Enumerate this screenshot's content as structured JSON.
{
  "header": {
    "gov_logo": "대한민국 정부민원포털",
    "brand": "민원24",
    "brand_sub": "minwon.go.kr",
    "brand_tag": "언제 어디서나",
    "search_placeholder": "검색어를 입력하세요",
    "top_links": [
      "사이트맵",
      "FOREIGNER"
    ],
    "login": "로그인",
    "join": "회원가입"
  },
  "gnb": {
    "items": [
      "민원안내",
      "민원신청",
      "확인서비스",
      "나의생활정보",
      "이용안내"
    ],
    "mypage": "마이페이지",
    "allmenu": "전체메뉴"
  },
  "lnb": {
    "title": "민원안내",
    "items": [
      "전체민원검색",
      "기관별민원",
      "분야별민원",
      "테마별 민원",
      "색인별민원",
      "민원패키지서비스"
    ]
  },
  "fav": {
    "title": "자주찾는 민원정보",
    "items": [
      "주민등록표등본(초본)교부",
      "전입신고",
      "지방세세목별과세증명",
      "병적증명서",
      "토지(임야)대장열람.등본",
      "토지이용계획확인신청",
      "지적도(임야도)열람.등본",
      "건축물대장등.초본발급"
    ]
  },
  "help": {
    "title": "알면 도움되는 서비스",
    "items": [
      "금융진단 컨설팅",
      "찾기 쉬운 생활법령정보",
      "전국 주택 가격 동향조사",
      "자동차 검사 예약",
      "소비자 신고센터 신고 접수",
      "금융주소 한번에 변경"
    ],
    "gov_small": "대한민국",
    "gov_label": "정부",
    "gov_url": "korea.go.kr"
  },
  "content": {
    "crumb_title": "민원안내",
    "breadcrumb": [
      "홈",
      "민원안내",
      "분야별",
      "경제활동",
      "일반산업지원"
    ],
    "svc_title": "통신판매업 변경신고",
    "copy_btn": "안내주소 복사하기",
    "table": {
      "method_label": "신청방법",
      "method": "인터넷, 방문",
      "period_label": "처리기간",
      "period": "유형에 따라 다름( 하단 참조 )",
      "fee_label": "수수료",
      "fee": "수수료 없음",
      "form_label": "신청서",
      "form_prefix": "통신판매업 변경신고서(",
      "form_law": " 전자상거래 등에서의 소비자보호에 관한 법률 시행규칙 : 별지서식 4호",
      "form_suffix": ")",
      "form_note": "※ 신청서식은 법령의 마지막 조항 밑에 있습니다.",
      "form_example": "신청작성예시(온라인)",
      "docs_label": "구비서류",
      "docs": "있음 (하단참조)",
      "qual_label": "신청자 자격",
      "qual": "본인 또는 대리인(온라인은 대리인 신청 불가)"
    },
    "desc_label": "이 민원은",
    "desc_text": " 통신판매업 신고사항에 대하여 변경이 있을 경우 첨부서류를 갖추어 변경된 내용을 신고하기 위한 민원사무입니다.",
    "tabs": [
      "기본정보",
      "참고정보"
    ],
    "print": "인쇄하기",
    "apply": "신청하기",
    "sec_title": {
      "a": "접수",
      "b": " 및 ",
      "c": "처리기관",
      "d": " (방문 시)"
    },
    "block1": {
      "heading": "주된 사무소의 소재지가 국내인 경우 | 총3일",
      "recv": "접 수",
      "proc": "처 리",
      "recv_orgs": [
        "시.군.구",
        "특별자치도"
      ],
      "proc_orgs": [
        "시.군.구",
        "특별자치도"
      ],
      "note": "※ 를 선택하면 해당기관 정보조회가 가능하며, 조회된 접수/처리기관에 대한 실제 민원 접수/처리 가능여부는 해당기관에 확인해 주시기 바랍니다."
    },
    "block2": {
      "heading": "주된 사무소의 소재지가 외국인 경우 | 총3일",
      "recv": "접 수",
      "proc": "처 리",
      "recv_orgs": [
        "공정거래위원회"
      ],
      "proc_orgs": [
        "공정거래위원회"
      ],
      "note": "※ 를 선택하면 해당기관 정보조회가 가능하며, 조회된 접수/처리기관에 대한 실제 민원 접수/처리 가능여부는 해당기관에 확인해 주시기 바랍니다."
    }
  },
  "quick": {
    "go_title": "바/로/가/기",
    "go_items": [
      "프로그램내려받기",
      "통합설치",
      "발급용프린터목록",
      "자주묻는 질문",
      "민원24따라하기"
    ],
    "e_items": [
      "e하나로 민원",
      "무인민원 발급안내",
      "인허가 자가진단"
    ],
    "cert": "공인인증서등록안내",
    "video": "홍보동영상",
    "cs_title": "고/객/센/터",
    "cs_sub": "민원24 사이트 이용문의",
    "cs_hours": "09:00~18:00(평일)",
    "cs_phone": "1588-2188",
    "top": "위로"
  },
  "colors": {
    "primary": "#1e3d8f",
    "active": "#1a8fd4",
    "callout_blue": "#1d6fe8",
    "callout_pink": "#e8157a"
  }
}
____________
* [What you will do]: Write out the full set of records exactly as given.

* [Problem solution]:
Enumerate this screenshot's content as structured JSON.
{
  "header": {
    "gov_logo": "대한민국 정부민원포털",
    "brand": "민원24",
    "brand_sub": "minwon.go.kr",
    "brand_tag": "언제 어디서나",
    "search_placeholder": "검색어를 입력하세요",
    "top_links": [
      "사이트맵",
      "FOREIGNER"
    ],
    "login": "로그인",
    "join": "회원가입"
  },
  "gnb": {
    "items": [
      "민원안내",
      "민원신청",
      "확인서비스",
      "나의생활정보",
      "이용안내"
    ],
    "mypage": "마이페이지",
    "allmenu": "전체메뉴"
  },
  "lnb": {
    "title": "민원안내",
    "items": [
      "전체민원검색",
      "기관별민원",
      "분야별민원",
      "테마별 민원",
      "색인별민원",
      "민원패키지서비스"
    ]
  },
  "fav": {
    "title": "자주찾는 민원정보",
    "items": [
      "주민등록표등본(초본)교부",
      "전입신고",
      "지방세세목별과세증명",
      "병적증명서",
      "토지(임야)대장열람.등본",
      "토지이용계획확인신청",
      "지적도(임야도)열람.등본",
      "건축물대장등.초본발급"
    ]
  },
  "help": {
    "title": "알면 도움되는 서비스",
    "items": [
      "금융진단 컨설팅",
      "찾기 쉬운 생활법령정보",
      "전국 주택 가격 동향조사",
      "자동차 검사 예약",
      "소비자 신고센터 신고 접수",
      "금융주소 한번에 변경"
    ],
    "gov_small": "대한민국",
    "gov_label": "정부",
    "gov_url": "korea.go.kr"
  },
  "content": {
    "crumb_title": "민원안내",
    "breadcrumb": [
      "홈",
      "민원안내",
      "분야별",
      "경제활동",
      "일반산업지원"
    ],
    "svc_title": "통신판매업 변경신고",
    "copy_btn": "안내주소 복사하기",
    "table": {
      "method_label": "신청방법",
      "method": "인터넷, 방문",
      "period_label": "처리기간",
      "period": "유형에 따라 다름( 하단 참조 )",
      "fee_label": "수수료",
      "fee": "수수료 없음",
      "form_label": "신청서",
      "form_prefix": "통신판매업 변경신고서(",
      "form_law": " 전자상거래 등에서의 소비자보호에 관한 법률 시행규칙 : 별지서식 4호",
      "form_suffix": ")",
      "form_note": "※ 신청서식은 법령의 마지막 조항 밑에 있습니다.",
      "form_example": "신청작성예시(온라인)",
      "docs_label": "구비서류",
      "docs": "있음 (하단참조)",
      "qual_label": "신청자 자격",
      "qual": "본인 또는 대리인(온라인은 대리인 신청 불가)"
    },
    "desc_label": "이 민원은",
    "desc_text": " 통신판매업 신고사항에 대하여 변경이 있을 경우 첨부서류를 갖추어 변경된 내용을 신고하기 위한 민원사무입니다.",
    "tabs": [
      "기본정보",
      "참고정보"
    ],
    "print": "인쇄하기",
    "apply": "신청하기",
    "sec_title": {
      "a": "접수",
      "b": " 및 ",
      "c": "처리기관",
      "d": " (방문 시)"
    },
    "block1": {
      "heading": "주된 사무소의 소재지가 국내인 경우 | 총3일",
      "recv": "접 수",
      "proc": "처 리",
      "recv_orgs": [
        "시.군.구",
        "특별자치도"
      ],
      "proc_orgs": [
        "시.군.구",
        "특별자치도"
      ],
      "note": "※ 를 선택하면 해당기관 정보조회가 가능하며, 조회된 접수/처리기관에 대한 실제 민원 접수/처리 가능여부는 해당기관에 확인해 주시기 바랍니다."
    },
    "block2": {
      "heading": "주된 사무소의 소재지가 외국인 경우 | 총3일",
      "recv": "접 수",
      "proc": "처 리",
      "recv_orgs": [
        "공정거래위원회"
      ],
      "proc_orgs": [
        "공정거래위원회"
      ],
      "note": "※ 를 선택하면 해당기관 정보조회가 가능하며, 조회된 접수/처리기관에 대한 실제 민원 접수/처리 가능여부는 해당기관에 확인해 주시기 바랍니다."
    }
  },
  "quick": {
    "go_title": "바/로/가/기",
    "go_items": [
      "프로그램내려받기",
      "통합설치",
      "발급용프린터목록",
      "자주묻는 질문",
      "민원24따라하기"
    ],
    "e_items": [
      "e하나로 민원",
      "무인민원 발급안내",
      "인허가 자가진단"
    ],
    "cert": "공인인증서등록안내",
    "video": "홍보동영상",
    "cs_title": "고/객/센/터",
    "cs_sub": "민원24 사이트 이용문의",
    "cs_hours": "09:00~18:00(평일)",
    "cs_phone": "1588-2188",
    "top": "위로"
  },
  "colors": {
    "primary": "#1e3d8f",
    "active": "#1a8fd4",
    "callout_blue": "#1d6fe8",
    "callout_pink": "#e8157a"
  }
}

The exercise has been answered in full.